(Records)
--
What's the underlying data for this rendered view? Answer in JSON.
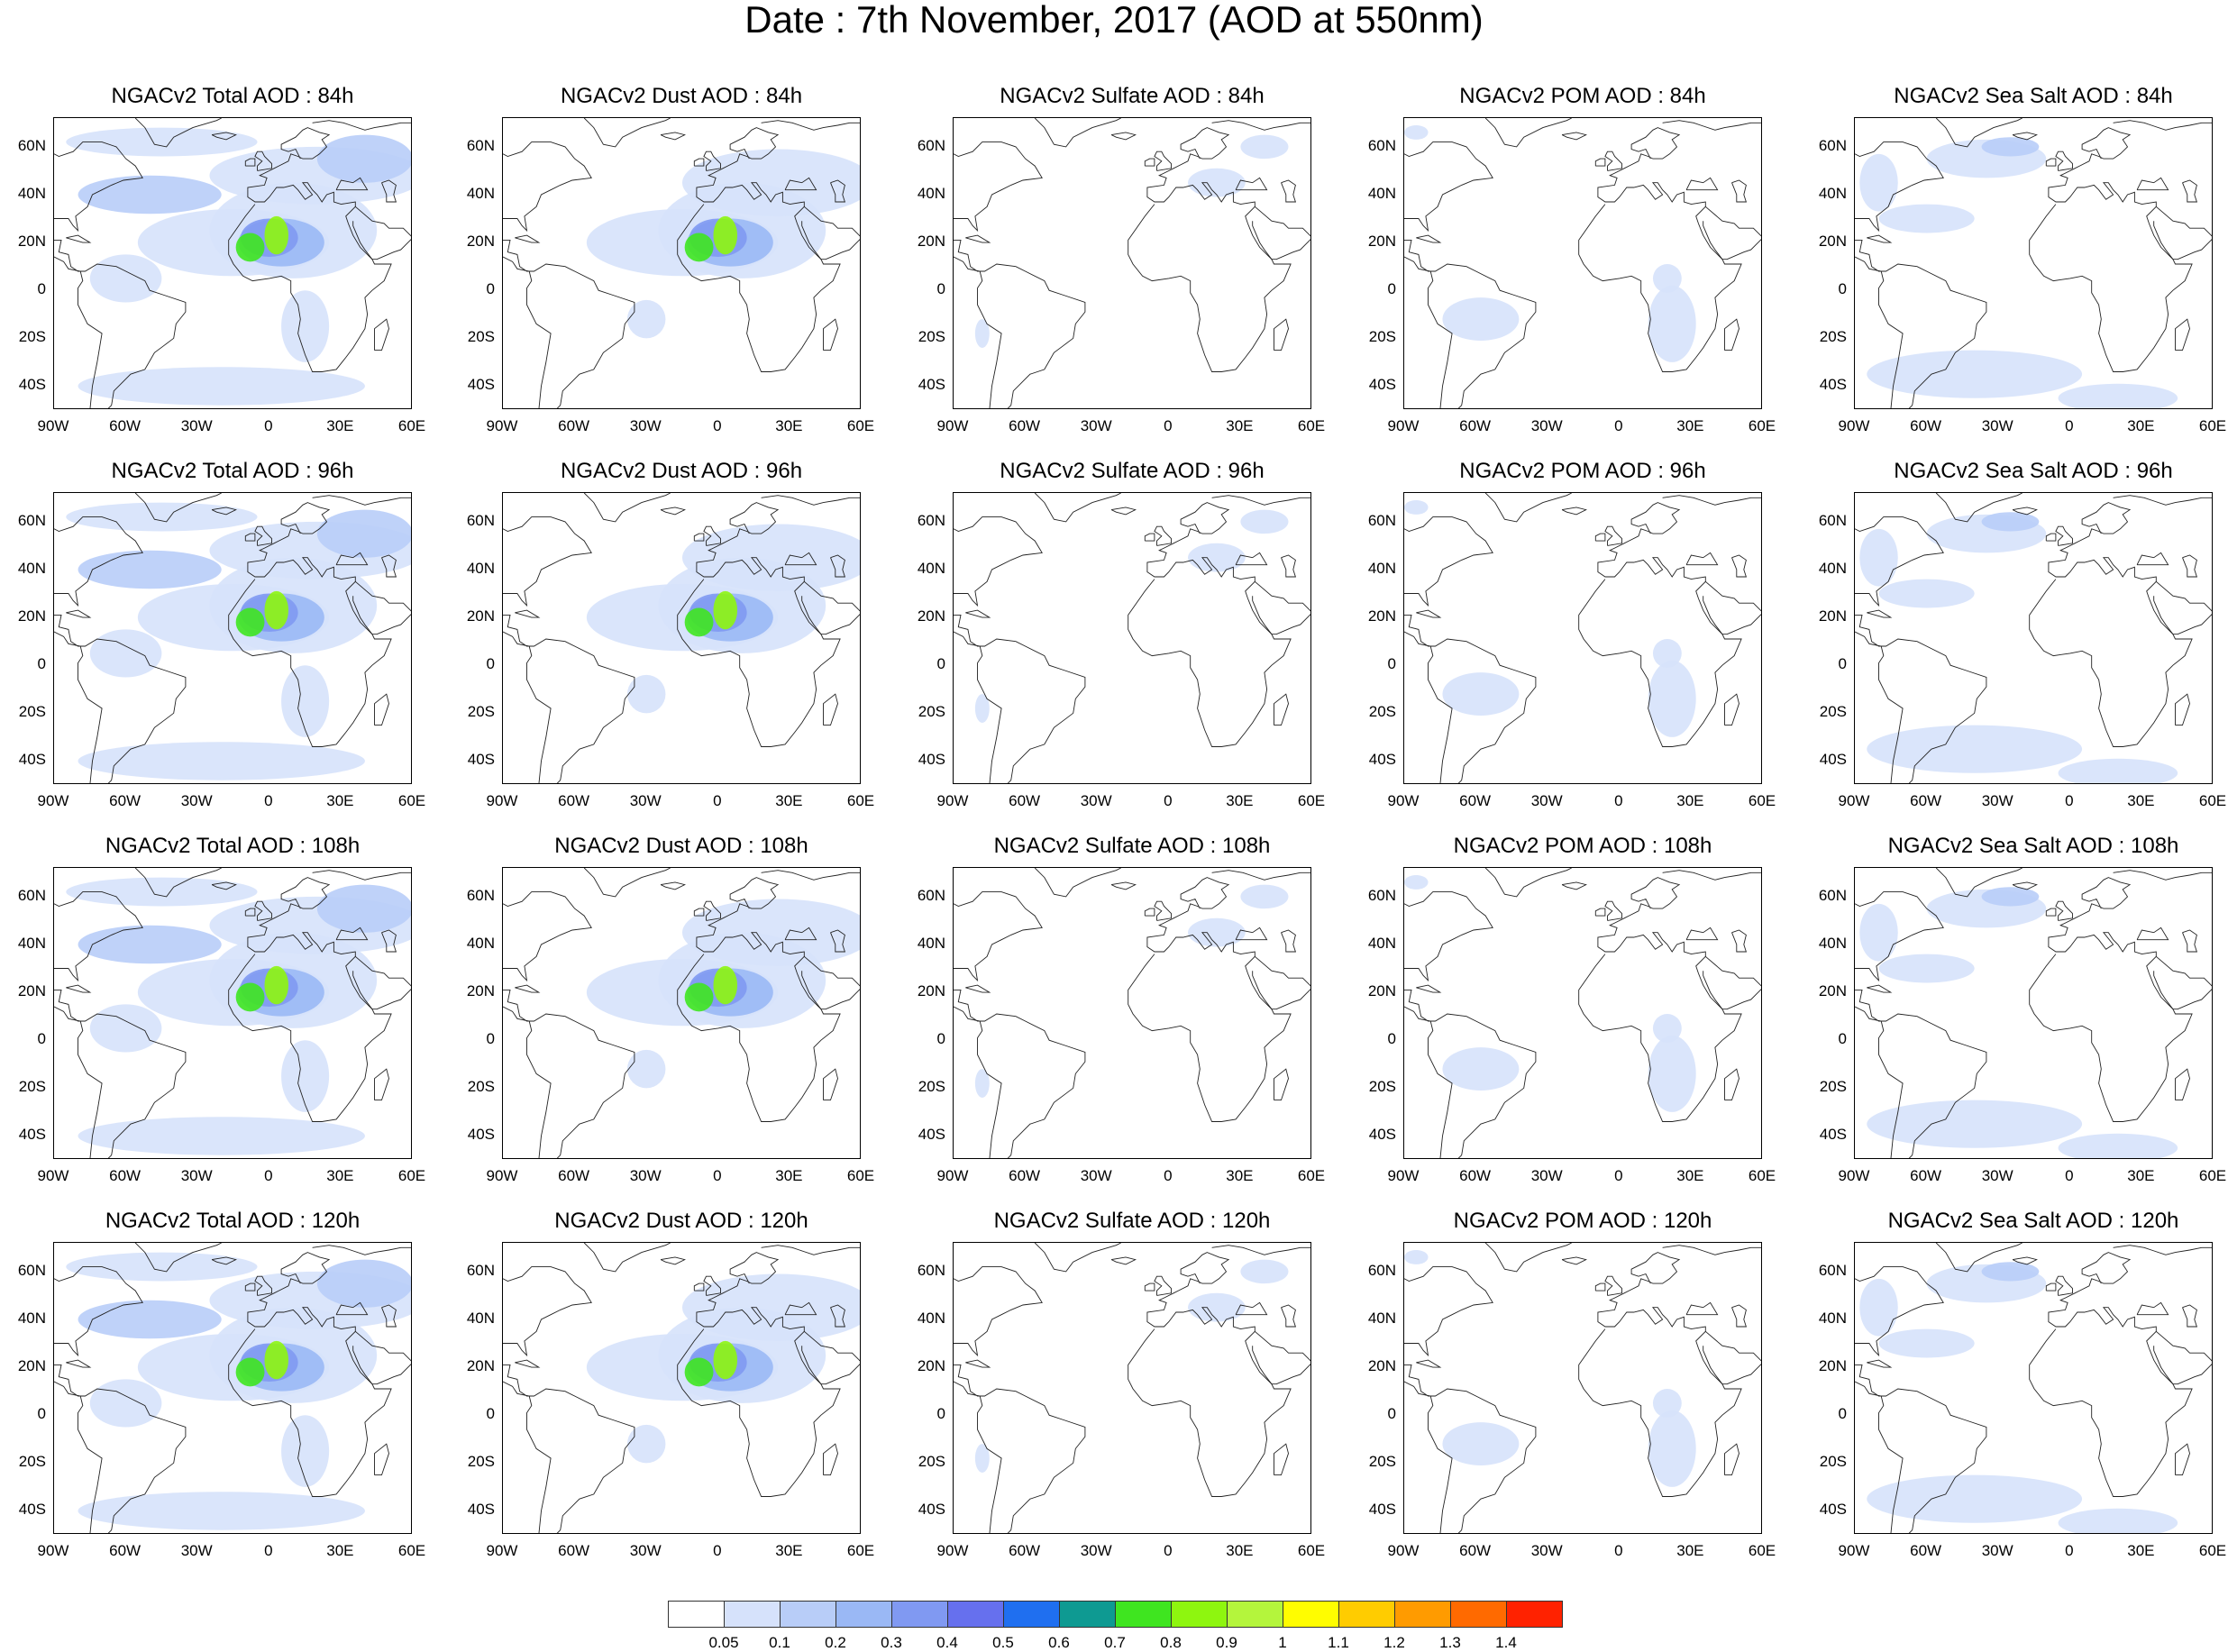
{
  "title": "Date : 7th November, 2017 (AOD at 550nm)",
  "lon_ticks": [
    "90W",
    "60W",
    "30W",
    "0",
    "30E",
    "60E"
  ],
  "lat_ticks": [
    "60N",
    "40N",
    "20N",
    "0",
    "20S",
    "40S"
  ],
  "panels": [
    [
      "NGACv2 Total AOD : 84h",
      "NGACv2 Dust AOD : 84h",
      "NGACv2 Sulfate AOD : 84h",
      "NGACv2 POM AOD : 84h",
      "NGACv2 Sea Salt AOD : 84h"
    ],
    [
      "NGACv2 Total AOD : 96h",
      "NGACv2 Dust AOD : 96h",
      "NGACv2 Sulfate AOD : 96h",
      "NGACv2 POM AOD : 96h",
      "NGACv2 Sea Salt AOD : 96h"
    ],
    [
      "NGACv2 Total AOD : 108h",
      "NGACv2 Dust AOD : 108h",
      "NGACv2 Sulfate AOD : 108h",
      "NGACv2 POM AOD : 108h",
      "NGACv2 Sea Salt AOD : 108h"
    ],
    [
      "NGACv2 Total AOD : 120h",
      "NGACv2 Dust AOD : 120h",
      "NGACv2 Sulfate AOD : 120h",
      "NGACv2 POM AOD : 120h",
      "NGACv2 Sea Salt  AOD : 120h"
    ]
  ],
  "colorbar": {
    "labels": [
      "0.05",
      "0.1",
      "0.2",
      "0.3",
      "0.4",
      "0.5",
      "0.6",
      "0.7",
      "0.8",
      "0.9",
      "1",
      "1.1",
      "1.2",
      "1.3",
      "1.4"
    ],
    "colors": [
      "#ffffff",
      "#d6e2fb",
      "#b8cdf8",
      "#9ab8f5",
      "#8099f2",
      "#6670ee",
      "#1f6ff0",
      "#0e9a92",
      "#3fe520",
      "#8ef60f",
      "#b4f53c",
      "#fffd00",
      "#ffcc00",
      "#ff9b00",
      "#ff6a00",
      "#ff2200"
    ]
  }
}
--
YOUR INSTRUCTIONS:
Transcribe the records word for word and include no pictures.

SOLUTION:
What's the underlying data for this rendered view? Answer in JSON.
{
  "title": "Date : 7th November, 2017 (AOD at 550nm)",
  "lon_ticks": [
    "90W",
    "60W",
    "30W",
    "0",
    "30E",
    "60E"
  ],
  "lat_ticks": [
    "60N",
    "40N",
    "20N",
    "0",
    "20S",
    "40S"
  ],
  "panels": [
    [
      "NGACv2 Total AOD : 84h",
      "NGACv2 Dust AOD : 84h",
      "NGACv2 Sulfate AOD : 84h",
      "NGACv2 POM AOD : 84h",
      "NGACv2 Sea Salt AOD : 84h"
    ],
    [
      "NGACv2 Total AOD : 96h",
      "NGACv2 Dust AOD : 96h",
      "NGACv2 Sulfate AOD : 96h",
      "NGACv2 POM AOD : 96h",
      "NGACv2 Sea Salt AOD : 96h"
    ],
    [
      "NGACv2 Total AOD : 108h",
      "NGACv2 Dust AOD : 108h",
      "NGACv2 Sulfate AOD : 108h",
      "NGACv2 POM AOD : 108h",
      "NGACv2 Sea Salt AOD : 108h"
    ],
    [
      "NGACv2 Total AOD : 120h",
      "NGACv2 Dust AOD : 120h",
      "NGACv2 Sulfate AOD : 120h",
      "NGACv2 POM AOD : 120h",
      "NGACv2 Sea Salt  AOD : 120h"
    ]
  ],
  "colorbar": {
    "labels": [
      "0.05",
      "0.1",
      "0.2",
      "0.3",
      "0.4",
      "0.5",
      "0.6",
      "0.7",
      "0.8",
      "0.9",
      "1",
      "1.1",
      "1.2",
      "1.3",
      "1.4"
    ],
    "colors": [
      "#ffffff",
      "#d6e2fb",
      "#b8cdf8",
      "#9ab8f5",
      "#8099f2",
      "#6670ee",
      "#1f6ff0",
      "#0e9a92",
      "#3fe520",
      "#8ef60f",
      "#b4f53c",
      "#fffd00",
      "#ffcc00",
      "#ff9b00",
      "#ff6a00",
      "#ff2200"
    ]
  }
}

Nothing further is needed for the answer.